● **TO DO**
Copy these rows again, changing "refining system" to "purification system" and leaving everything else as it is.

● **MATERIAL TO PROCESS**
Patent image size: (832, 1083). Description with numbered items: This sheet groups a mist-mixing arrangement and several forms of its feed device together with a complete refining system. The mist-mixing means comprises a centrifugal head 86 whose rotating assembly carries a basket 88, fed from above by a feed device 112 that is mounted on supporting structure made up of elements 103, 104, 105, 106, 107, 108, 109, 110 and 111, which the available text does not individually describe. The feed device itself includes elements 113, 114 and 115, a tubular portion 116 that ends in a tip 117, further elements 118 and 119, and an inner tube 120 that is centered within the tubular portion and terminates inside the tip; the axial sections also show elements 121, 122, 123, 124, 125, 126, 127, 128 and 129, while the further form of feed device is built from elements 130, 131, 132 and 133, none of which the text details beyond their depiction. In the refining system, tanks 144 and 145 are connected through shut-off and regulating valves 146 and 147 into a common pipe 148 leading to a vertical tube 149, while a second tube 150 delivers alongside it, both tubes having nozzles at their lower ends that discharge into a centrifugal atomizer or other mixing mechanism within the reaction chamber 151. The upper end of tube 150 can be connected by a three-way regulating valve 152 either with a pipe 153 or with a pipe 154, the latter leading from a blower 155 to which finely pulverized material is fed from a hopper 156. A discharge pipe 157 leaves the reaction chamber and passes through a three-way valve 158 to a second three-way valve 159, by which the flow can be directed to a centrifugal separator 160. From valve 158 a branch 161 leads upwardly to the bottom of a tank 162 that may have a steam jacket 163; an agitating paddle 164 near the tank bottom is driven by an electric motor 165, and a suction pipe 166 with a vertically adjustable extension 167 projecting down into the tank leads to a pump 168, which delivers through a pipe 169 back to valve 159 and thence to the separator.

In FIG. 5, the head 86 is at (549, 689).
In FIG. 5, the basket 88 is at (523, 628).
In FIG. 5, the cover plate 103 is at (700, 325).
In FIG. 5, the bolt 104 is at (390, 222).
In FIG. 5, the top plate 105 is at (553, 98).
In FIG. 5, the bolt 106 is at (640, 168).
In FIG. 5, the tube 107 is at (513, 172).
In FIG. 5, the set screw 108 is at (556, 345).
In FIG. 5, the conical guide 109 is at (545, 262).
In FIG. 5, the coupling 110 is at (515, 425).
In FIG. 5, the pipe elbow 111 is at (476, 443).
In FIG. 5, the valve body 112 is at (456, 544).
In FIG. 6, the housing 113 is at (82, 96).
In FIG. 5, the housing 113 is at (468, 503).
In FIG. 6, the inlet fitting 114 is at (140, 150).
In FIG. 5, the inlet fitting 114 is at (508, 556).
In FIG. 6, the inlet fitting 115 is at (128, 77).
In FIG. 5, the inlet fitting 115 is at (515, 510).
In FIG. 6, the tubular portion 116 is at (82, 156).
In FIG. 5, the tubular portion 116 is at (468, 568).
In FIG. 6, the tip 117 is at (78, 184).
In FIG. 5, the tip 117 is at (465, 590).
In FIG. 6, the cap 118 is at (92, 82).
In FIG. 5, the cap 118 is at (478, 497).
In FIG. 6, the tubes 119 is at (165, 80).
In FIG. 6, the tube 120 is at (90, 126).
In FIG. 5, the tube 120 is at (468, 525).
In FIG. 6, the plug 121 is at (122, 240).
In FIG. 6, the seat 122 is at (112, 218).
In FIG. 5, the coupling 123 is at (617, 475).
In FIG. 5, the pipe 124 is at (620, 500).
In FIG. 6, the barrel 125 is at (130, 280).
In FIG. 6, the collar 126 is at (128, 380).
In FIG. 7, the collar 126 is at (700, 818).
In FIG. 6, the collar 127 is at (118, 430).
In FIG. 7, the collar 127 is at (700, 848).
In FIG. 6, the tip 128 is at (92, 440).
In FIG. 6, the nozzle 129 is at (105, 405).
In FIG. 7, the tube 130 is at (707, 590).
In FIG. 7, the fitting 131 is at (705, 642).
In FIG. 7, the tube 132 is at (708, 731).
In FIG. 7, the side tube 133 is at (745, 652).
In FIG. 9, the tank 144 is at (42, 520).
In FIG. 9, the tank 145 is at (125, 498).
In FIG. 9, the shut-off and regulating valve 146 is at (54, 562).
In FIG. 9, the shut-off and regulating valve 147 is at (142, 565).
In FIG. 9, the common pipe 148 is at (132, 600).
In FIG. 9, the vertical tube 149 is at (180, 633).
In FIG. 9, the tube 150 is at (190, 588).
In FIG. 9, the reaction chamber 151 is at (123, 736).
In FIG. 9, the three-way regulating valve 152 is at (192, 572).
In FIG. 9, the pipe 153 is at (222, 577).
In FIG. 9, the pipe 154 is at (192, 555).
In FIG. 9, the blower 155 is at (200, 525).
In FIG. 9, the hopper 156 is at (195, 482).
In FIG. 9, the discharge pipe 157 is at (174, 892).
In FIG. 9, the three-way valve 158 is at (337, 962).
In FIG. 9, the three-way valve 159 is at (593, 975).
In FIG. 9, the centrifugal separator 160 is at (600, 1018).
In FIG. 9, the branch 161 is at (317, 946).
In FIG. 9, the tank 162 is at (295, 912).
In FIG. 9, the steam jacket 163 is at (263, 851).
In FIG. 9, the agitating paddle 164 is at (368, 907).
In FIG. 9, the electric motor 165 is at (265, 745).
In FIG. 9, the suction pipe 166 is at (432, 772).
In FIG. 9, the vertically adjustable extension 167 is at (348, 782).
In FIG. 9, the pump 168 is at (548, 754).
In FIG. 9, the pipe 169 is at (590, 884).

● **RESULT**
Patent image size: (832, 1083). Description with numbered items: This sheet groups a mist-mixing arrangement and several forms of its feed device together with a complete purification system. The mist-mixing means comprises a centrifugal head 86 whose rotating assembly carries a basket 88, fed from above by a feed device 112 that is mounted on supporting structure made up of elements 103, 104, 105, 106, 107, 108, 109, 110 and 111, which the available text does not individually describe. The feed device itself includes elements 113, 114 and 115, a tubular portion 116 that ends in a tip 117, further elements 118 and 119, and an inner tube 120 that is centered within the tubular portion and terminates inside the tip; the axial sections also show elements 121, 122, 123, 124, 125, 126, 127, 128 and 129, while the further form of feed device is built from elements 130, 131, 132 and 133, none of which the text details beyond their depiction. In the purification system, tanks 144 and 145 are connected through shut-off and regulating valves 146 and 147 into a common pipe 148 leading to a vertical tube 149, while a second tube 150 delivers alongside it, both tubes having nozzles at their lower ends that discharge into a centrifugal atomizer or other mixing mechanism within the reaction chamber 151. The upper end of tube 150 can be connected by a three-way regulating valve 152 either with a pipe 153 or with a pipe 154, the latter leading from a blower 155 to which finely pulverized material is fed from a hopper 156. A discharge pipe 157 leaves the reaction chamber and passes through a three-way valve 158 to a second three-way valve 159, by which the flow can be directed to a centrifugal separator 160. From valve 158 a branch 161 leads upwardly to the bottom of a tank 162 that may have a steam jacket 163; an agitating paddle 164 near the tank bottom is driven by an electric motor 165, and a suction pipe 166 with a vertically adjustable extension 167 projecting down into the tank leads to a pump 168, which delivers through a pipe 169 back to valve 159 and thence to the separator.

In FIG. 5, the head 86 is at (549, 689).
In FIG. 5, the basket 88 is at (523, 628).
In FIG. 5, the cover plate 103 is at (700, 325).
In FIG. 5, the bolt 104 is at (390, 222).
In FIG. 5, the top plate 105 is at (553, 98).
In FIG. 5, the bolt 106 is at (640, 168).
In FIG. 5, the tube 107 is at (513, 172).
In FIG. 5, the set screw 108 is at (556, 345).
In FIG. 5, the conical guide 109 is at (545, 262).
In FIG. 5, the coupling 110 is at (515, 425).
In FIG. 5, the pipe elbow 111 is at (476, 443).
In FIG. 5, the valve body 112 is at (456, 544).
In FIG. 6, the housing 113 is at (82, 96).
In FIG. 5, the housing 113 is at (468, 503).
In FIG. 6, the inlet fitting 114 is at (140, 150).
In FIG. 5, the inlet fitting 114 is at (508, 556).
In FIG. 6, the inlet fitting 115 is at (128, 77).
In FIG. 5, the inlet fitting 115 is at (515, 510).
In FIG. 6, the tubular portion 116 is at (82, 156).
In FIG. 5, the tubular portion 116 is at (468, 568).
In FIG. 6, the tip 117 is at (78, 184).
In FIG. 5, the tip 117 is at (465, 590).
In FIG. 6, the cap 118 is at (92, 82).
In FIG. 5, the cap 118 is at (478, 497).
In FIG. 6, the tubes 119 is at (165, 80).
In FIG. 6, the tube 120 is at (90, 126).
In FIG. 5, the tube 120 is at (468, 525).
In FIG. 6, the plug 121 is at (122, 240).
In FIG. 6, the seat 122 is at (112, 218).
In FIG. 5, the coupling 123 is at (617, 475).
In FIG. 5, the pipe 124 is at (620, 500).
In FIG. 6, the barrel 125 is at (130, 280).
In FIG. 6, the collar 126 is at (128, 380).
In FIG. 7, the collar 126 is at (700, 818).
In FIG. 6, the collar 127 is at (118, 430).
In FIG. 7, the collar 127 is at (700, 848).
In FIG. 6, the tip 128 is at (92, 440).
In FIG. 6, the nozzle 129 is at (105, 405).
In FIG. 7, the tube 130 is at (707, 590).
In FIG. 7, the fitting 131 is at (705, 642).
In FIG. 7, the tube 132 is at (708, 731).
In FIG. 7, the side tube 133 is at (745, 652).
In FIG. 9, the tank 144 is at (42, 520).
In FIG. 9, the tank 145 is at (125, 498).
In FIG. 9, the shut-off and regulating valve 146 is at (54, 562).
In FIG. 9, the shut-off and regulating valve 147 is at (142, 565).
In FIG. 9, the common pipe 148 is at (132, 600).
In FIG. 9, the vertical tube 149 is at (180, 633).
In FIG. 9, the tube 150 is at (190, 588).
In FIG. 9, the reaction chamber 151 is at (123, 736).
In FIG. 9, the three-way regulating valve 152 is at (192, 572).
In FIG. 9, the pipe 153 is at (222, 577).
In FIG. 9, the pipe 154 is at (192, 555).
In FIG. 9, the blower 155 is at (200, 525).
In FIG. 9, the hopper 156 is at (195, 482).
In FIG. 9, the discharge pipe 157 is at (174, 892).
In FIG. 9, the three-way valve 158 is at (337, 962).
In FIG. 9, the three-way valve 159 is at (593, 975).
In FIG. 9, the centrifugal separator 160 is at (600, 1018).
In FIG. 9, the branch 161 is at (317, 946).
In FIG. 9, the tank 162 is at (295, 912).
In FIG. 9, the steam jacket 163 is at (263, 851).
In FIG. 9, the agitating paddle 164 is at (368, 907).
In FIG. 9, the electric motor 165 is at (265, 745).
In FIG. 9, the suction pipe 166 is at (432, 772).
In FIG. 9, the vertically adjustable extension 167 is at (348, 782).
In FIG. 9, the pump 168 is at (548, 754).
In FIG. 9, the pipe 169 is at (590, 884).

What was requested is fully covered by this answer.